Written request:
Emit the line that holds "Decode this image" and all lines following it through the end of the data, verbatim, and nothing else.

Raw data:
....................
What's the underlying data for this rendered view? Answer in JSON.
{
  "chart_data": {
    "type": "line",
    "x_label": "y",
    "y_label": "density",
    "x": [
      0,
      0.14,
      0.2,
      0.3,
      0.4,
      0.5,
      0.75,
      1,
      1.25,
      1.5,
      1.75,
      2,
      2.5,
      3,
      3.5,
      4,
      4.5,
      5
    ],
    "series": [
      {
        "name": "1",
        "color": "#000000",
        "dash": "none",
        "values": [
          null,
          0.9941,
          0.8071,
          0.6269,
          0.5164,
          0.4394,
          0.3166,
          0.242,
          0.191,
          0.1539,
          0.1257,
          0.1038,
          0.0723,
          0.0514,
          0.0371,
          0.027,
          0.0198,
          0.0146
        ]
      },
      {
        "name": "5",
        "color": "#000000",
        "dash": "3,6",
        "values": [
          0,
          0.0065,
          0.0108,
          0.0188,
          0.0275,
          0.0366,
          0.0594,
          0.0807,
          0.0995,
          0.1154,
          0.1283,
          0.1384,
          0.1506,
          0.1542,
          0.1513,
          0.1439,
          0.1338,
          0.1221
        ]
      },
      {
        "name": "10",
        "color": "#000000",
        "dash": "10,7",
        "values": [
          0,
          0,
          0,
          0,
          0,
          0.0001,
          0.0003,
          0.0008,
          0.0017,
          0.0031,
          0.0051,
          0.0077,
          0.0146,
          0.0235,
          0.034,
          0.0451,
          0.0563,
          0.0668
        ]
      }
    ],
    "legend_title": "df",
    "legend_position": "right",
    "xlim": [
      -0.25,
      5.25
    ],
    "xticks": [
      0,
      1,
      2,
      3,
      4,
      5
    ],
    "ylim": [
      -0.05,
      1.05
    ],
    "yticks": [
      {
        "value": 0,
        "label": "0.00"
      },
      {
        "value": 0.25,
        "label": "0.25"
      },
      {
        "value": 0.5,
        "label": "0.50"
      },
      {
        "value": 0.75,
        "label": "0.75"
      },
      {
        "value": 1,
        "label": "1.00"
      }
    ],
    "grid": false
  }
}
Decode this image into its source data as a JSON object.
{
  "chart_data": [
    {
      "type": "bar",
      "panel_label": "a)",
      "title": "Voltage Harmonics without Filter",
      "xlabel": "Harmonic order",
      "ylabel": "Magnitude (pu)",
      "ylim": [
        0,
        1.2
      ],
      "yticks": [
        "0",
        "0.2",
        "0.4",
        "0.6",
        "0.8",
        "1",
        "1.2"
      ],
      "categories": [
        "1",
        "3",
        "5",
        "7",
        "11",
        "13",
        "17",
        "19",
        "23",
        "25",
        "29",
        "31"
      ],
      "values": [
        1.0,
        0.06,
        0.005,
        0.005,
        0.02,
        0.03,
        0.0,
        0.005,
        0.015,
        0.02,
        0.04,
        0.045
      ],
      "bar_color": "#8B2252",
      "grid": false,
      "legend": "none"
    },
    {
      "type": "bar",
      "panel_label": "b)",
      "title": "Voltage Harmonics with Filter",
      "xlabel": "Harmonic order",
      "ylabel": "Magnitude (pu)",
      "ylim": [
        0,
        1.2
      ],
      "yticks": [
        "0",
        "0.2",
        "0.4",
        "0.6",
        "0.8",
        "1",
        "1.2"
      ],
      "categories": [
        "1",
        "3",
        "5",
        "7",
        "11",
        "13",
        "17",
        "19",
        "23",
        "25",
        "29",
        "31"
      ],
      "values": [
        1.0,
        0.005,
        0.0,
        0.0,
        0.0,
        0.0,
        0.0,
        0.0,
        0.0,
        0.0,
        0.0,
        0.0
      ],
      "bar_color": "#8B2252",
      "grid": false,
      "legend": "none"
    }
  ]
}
....................
The solution:
Decode this image into its source data as a JSON object.
{
  "chart_data": [
    {
      "type": "bar",
      "panel_label": "a)",
      "title": "Voltage Harmonics without Filter",
      "xlabel": "Harmonic order",
      "ylabel": "Magnitude (pu)",
      "ylim": [
        0,
        1.2
      ],
      "yticks": [
        "0",
        "0.2",
        "0.4",
        "0.6",
        "0.8",
        "1",
        "1.2"
      ],
      "categories": [
        "1",
        "3",
        "5",
        "7",
        "11",
        "13",
        "17",
        "19",
        "23",
        "25",
        "29",
        "31"
      ],
      "values": [
        1.0,
        0.06,
        0.005,
        0.005,
        0.02,
        0.03,
        0.0,
        0.005,
        0.015,
        0.02,
        0.04,
        0.045
      ],
      "bar_color": "#8B2252",
      "grid": false,
      "legend": "none"
    },
    {
      "type": "bar",
      "panel_label": "b)",
      "title": "Voltage Harmonics with Filter",
      "xlabel": "Harmonic order",
      "ylabel": "Magnitude (pu)",
      "ylim": [
        0,
        1.2
      ],
      "yticks": [
        "0",
        "0.2",
        "0.4",
        "0.6",
        "0.8",
        "1",
        "1.2"
      ],
      "categories": [
        "1",
        "3",
        "5",
        "7",
        "11",
        "13",
        "17",
        "19",
        "23",
        "25",
        "29",
        "31"
      ],
      "values": [
        1.0,
        0.005,
        0.0,
        0.0,
        0.0,
        0.0,
        0.0,
        0.0,
        0.0,
        0.0,
        0.0,
        0.0
      ],
      "bar_color": "#8B2252",
      "grid": false,
      "legend": "none"
    }
  ]
}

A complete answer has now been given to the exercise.